Problem> List all lines of the data that include the string "label".

Records excerpted from a collection:

------------------------------------------------------------

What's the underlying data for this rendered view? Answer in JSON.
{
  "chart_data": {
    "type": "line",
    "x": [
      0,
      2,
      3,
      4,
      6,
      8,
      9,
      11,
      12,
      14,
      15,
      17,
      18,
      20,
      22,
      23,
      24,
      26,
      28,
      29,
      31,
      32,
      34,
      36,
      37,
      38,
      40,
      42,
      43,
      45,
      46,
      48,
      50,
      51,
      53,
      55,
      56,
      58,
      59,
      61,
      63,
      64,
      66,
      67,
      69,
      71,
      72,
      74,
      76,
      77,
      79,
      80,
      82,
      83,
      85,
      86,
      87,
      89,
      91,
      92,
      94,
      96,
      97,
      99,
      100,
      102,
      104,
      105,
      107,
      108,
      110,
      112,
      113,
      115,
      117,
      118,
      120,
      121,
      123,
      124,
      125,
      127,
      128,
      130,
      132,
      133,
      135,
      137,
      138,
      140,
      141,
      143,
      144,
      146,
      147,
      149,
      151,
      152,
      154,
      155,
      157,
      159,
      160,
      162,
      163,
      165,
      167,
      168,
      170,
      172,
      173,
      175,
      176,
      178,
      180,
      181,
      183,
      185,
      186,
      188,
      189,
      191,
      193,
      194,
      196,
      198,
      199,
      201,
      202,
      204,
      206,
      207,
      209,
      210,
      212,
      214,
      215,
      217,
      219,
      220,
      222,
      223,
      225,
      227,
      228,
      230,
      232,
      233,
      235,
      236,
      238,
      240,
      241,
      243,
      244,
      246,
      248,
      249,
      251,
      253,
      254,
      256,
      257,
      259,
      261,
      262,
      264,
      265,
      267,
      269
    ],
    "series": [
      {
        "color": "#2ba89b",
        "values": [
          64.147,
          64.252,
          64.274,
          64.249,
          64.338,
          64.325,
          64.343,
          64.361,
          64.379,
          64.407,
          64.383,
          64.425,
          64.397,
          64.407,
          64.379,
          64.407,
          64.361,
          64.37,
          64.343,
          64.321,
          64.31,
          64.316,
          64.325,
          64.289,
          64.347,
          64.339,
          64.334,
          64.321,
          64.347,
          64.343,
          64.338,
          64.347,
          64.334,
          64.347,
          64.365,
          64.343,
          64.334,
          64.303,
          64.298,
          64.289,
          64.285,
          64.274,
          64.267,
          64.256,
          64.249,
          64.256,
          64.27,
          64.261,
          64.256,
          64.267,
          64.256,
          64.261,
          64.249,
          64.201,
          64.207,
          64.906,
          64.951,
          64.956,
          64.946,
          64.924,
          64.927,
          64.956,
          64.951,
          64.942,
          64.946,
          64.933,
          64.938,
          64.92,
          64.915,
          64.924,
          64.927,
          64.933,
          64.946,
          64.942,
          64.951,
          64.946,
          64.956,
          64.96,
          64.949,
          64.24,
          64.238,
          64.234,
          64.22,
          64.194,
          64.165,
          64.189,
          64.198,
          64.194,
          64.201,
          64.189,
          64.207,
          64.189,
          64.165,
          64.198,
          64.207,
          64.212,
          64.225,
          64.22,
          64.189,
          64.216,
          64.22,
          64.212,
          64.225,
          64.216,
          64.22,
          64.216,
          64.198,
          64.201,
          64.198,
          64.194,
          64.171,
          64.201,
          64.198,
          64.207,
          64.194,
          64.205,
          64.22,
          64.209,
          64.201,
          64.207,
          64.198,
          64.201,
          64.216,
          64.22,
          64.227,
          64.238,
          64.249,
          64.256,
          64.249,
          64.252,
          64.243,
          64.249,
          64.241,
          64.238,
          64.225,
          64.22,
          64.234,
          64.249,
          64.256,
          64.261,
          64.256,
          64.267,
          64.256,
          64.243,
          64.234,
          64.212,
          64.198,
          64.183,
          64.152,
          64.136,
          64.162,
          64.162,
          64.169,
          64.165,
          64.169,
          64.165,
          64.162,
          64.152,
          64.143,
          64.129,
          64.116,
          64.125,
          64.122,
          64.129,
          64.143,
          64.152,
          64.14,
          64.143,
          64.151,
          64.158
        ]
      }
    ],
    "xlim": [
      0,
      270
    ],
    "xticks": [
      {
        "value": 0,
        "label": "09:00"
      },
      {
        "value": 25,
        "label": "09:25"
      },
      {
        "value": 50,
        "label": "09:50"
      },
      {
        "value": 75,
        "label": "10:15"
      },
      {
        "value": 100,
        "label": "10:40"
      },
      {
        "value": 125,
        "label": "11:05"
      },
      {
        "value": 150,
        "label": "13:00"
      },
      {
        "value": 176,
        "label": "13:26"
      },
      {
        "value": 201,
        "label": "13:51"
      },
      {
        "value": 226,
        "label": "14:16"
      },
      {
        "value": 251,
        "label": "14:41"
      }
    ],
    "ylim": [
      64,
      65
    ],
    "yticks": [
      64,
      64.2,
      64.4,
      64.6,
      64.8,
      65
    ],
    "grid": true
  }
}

------------------------------------------------------------

Expected output>
        "label": "09:00"
        "label": "09:25"
        "label": "09:50"
        "label": "10:15"
        "label": "10:40"
        "label": "11:05"
        "label": "13:00"
        "label": "13:26"
        "label": "13:51"
        "label": "14:16"
        "label": "14:41"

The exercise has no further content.